[Dataset records on visual material]
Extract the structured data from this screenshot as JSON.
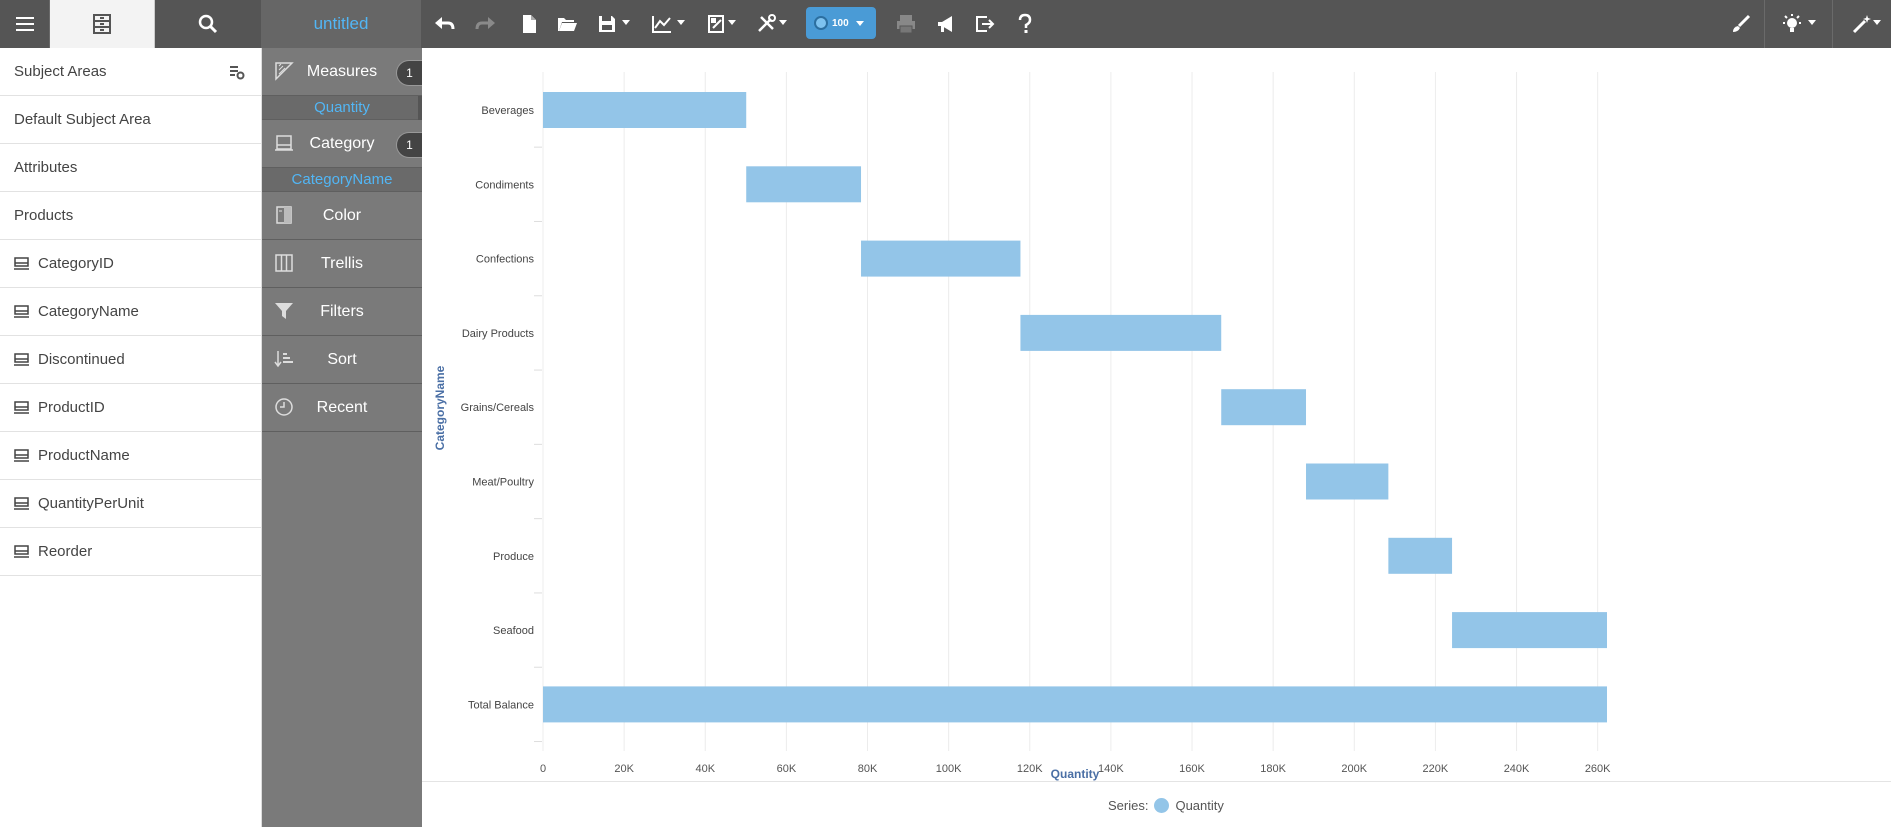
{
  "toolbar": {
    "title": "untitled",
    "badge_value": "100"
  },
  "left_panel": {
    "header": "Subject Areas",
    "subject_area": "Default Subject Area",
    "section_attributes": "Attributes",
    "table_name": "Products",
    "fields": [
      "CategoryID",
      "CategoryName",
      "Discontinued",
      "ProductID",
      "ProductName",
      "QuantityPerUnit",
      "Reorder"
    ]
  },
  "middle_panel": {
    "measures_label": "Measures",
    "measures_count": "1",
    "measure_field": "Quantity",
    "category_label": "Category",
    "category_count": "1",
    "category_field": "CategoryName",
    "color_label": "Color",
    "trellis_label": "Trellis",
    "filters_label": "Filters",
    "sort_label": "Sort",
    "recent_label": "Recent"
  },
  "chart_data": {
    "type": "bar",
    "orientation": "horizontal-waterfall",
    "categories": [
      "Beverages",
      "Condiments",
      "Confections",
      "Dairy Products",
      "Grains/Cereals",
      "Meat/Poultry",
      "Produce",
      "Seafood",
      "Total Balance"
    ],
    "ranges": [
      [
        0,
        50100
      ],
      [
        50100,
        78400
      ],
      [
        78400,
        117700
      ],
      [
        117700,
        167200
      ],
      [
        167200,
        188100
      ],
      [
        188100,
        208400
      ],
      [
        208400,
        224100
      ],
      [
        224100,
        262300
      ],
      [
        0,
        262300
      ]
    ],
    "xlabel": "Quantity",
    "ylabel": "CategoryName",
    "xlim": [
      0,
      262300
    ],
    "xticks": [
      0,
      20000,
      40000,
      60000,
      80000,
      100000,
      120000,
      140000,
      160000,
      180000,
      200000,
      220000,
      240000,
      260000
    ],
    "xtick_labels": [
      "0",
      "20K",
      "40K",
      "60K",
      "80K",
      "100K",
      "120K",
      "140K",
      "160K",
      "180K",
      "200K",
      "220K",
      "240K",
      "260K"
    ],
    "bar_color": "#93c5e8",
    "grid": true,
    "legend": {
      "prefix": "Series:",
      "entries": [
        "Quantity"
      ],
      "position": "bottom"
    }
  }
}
==
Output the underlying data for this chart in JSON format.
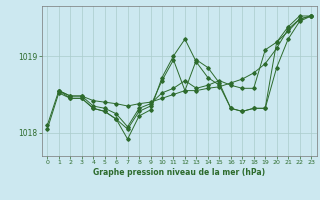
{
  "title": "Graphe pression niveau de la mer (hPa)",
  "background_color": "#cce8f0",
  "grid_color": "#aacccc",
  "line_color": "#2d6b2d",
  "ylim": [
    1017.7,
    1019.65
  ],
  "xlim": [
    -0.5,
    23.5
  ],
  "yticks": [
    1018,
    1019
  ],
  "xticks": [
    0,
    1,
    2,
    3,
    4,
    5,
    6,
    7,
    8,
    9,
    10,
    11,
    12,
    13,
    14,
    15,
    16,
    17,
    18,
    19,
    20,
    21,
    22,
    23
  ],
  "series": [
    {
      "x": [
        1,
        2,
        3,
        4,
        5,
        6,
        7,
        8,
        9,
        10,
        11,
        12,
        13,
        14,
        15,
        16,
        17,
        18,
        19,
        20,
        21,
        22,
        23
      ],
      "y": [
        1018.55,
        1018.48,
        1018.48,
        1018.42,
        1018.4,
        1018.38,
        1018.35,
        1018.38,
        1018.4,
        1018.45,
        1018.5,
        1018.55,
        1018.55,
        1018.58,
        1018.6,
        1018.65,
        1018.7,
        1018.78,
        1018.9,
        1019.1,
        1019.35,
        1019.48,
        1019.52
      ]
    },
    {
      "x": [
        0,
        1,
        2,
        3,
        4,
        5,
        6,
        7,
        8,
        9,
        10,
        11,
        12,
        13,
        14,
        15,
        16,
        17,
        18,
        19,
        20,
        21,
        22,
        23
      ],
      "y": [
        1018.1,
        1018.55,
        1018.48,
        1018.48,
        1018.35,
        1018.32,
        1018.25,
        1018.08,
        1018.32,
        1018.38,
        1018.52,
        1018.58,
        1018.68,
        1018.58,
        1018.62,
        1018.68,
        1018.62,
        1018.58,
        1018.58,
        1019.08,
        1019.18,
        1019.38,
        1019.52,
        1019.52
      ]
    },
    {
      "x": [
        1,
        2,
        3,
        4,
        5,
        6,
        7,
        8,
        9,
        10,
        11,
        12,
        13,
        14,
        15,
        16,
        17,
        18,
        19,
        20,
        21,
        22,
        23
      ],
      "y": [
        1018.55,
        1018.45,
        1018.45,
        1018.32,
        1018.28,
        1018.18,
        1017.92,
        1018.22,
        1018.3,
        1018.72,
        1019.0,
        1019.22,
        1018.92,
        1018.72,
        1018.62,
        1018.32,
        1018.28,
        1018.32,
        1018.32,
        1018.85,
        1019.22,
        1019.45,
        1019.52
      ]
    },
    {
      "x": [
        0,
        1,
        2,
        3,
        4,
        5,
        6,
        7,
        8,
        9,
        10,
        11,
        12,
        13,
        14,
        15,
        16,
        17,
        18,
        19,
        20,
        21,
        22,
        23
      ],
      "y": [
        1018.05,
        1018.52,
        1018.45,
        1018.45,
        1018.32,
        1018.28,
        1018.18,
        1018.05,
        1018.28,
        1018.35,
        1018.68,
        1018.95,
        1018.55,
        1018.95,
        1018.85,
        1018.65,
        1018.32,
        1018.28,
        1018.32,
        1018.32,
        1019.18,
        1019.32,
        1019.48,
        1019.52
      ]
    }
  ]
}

▶ **EXERCISE PROMPT**: Copy out every line where the word "Subject" occurs.

▶ **WRITTEN SOLUTION**:
    "header": "Subject Areas",
    "subject_area": "Default Subject Area",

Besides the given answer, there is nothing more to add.